>>>
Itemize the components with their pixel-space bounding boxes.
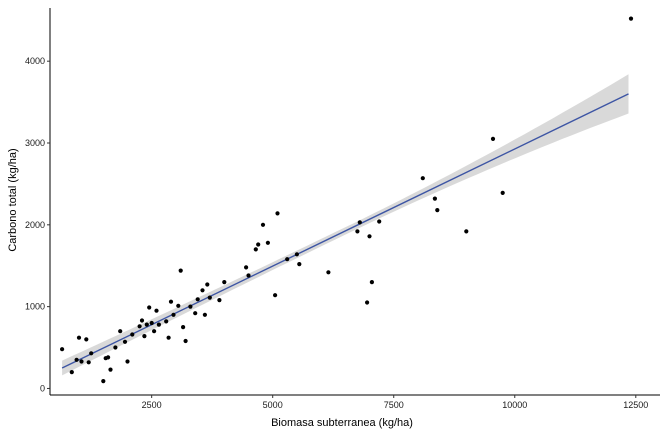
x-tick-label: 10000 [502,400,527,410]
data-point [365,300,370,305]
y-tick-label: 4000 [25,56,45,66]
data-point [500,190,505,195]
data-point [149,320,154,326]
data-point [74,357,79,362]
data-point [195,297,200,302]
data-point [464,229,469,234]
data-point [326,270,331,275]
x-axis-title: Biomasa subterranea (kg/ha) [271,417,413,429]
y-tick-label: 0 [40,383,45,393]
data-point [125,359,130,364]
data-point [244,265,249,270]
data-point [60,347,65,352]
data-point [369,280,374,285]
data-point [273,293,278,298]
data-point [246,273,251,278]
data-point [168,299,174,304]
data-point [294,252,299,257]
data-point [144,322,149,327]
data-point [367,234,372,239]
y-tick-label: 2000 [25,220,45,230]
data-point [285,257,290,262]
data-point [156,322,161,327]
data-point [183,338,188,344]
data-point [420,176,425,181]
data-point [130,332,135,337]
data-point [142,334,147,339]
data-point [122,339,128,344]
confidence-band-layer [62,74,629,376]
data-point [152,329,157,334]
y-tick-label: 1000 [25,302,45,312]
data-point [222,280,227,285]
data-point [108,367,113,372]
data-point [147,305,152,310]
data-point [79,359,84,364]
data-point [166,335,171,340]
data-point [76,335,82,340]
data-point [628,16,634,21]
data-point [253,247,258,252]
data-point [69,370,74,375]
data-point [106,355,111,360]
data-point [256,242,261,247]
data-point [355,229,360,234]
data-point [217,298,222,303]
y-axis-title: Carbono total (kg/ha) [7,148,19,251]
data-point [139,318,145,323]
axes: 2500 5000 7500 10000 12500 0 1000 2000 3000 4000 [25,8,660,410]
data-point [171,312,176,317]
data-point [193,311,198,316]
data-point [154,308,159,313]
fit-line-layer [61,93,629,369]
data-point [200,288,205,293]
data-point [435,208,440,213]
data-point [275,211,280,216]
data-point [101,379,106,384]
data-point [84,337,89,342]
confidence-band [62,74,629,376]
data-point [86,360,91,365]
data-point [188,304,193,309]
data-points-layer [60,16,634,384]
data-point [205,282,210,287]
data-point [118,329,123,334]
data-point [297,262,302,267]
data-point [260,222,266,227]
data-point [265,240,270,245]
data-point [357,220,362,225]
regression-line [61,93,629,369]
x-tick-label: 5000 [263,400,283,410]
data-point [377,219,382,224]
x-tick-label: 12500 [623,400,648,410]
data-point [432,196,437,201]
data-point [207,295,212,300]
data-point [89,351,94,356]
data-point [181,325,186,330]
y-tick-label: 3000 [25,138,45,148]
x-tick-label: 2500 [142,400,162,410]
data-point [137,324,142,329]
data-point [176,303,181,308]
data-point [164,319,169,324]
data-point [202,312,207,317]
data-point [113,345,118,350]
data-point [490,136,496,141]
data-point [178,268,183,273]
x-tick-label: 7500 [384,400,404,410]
<<<
=== Stated goal ===
Reproduce the listing above with "regression-line" replaced by "trend-line" and everything else unchanged, leaving out the picture.

=== Exercise result ===
Itemize the components with their pixel-space bounding boxes.
x-tick-label: 10000 [502,400,527,410]
data-point [365,300,370,305]
y-tick-label: 4000 [25,56,45,66]
data-point [500,190,505,195]
data-point [149,320,154,326]
data-point [74,357,79,362]
data-point [195,297,200,302]
data-point [464,229,469,234]
data-point [326,270,331,275]
x-axis-title: Biomasa subterranea (kg/ha) [271,417,413,429]
y-tick-label: 0 [40,383,45,393]
data-point [125,359,130,364]
data-point [244,265,249,270]
data-point [60,347,65,352]
data-point [369,280,374,285]
data-point [273,293,278,298]
data-point [246,273,251,278]
data-point [168,299,174,304]
data-point [294,252,299,257]
data-point [144,322,149,327]
data-point [367,234,372,239]
y-tick-label: 2000 [25,220,45,230]
data-point [285,257,290,262]
data-point [156,322,161,327]
data-point [183,338,188,344]
data-point [420,176,425,181]
data-point [130,332,135,337]
data-point [142,334,147,339]
data-point [122,339,128,344]
confidence-band-layer [62,74,629,376]
data-point [152,329,157,334]
y-tick-label: 1000 [25,302,45,312]
data-point [222,280,227,285]
data-point [108,367,113,372]
data-point [147,305,152,310]
data-point [79,359,84,364]
data-point [166,335,171,340]
data-point [76,335,82,340]
data-point [628,16,634,21]
data-point [253,247,258,252]
data-point [69,370,74,375]
data-point [106,355,111,360]
data-point [256,242,261,247]
data-point [355,229,360,234]
data-point [217,298,222,303]
y-axis-title: Carbono total (kg/ha) [7,148,19,251]
data-point [139,318,145,323]
axes: 2500 5000 7500 10000 12500 0 1000 2000 3000 4000 [25,8,660,410]
data-point [171,312,176,317]
data-point [193,311,198,316]
data-point [154,308,159,313]
fit-line-layer [61,93,629,369]
data-point [200,288,205,293]
data-point [435,208,440,213]
data-point [275,211,280,216]
data-point [101,379,106,384]
data-point [84,337,89,342]
confidence-band [62,74,629,376]
data-point [86,360,91,365]
data-point [188,304,193,309]
data-points-layer [60,16,634,384]
data-point [205,282,210,287]
data-point [118,329,123,334]
data-point [297,262,302,267]
data-point [260,222,266,227]
data-point [265,240,270,245]
data-point [357,220,362,225]
trend-line [61,93,629,369]
x-tick-label: 5000 [263,400,283,410]
data-point [377,219,382,224]
x-tick-label: 12500 [623,400,648,410]
data-point [432,196,437,201]
data-point [207,295,212,300]
data-point [89,351,94,356]
data-point [181,325,186,330]
y-tick-label: 3000 [25,138,45,148]
x-tick-label: 2500 [142,400,162,410]
data-point [137,324,142,329]
data-point [176,303,181,308]
data-point [164,319,169,324]
data-point [202,312,207,317]
data-point [113,345,118,350]
data-point [490,136,496,141]
data-point [178,268,183,273]
x-tick-label: 7500 [384,400,404,410]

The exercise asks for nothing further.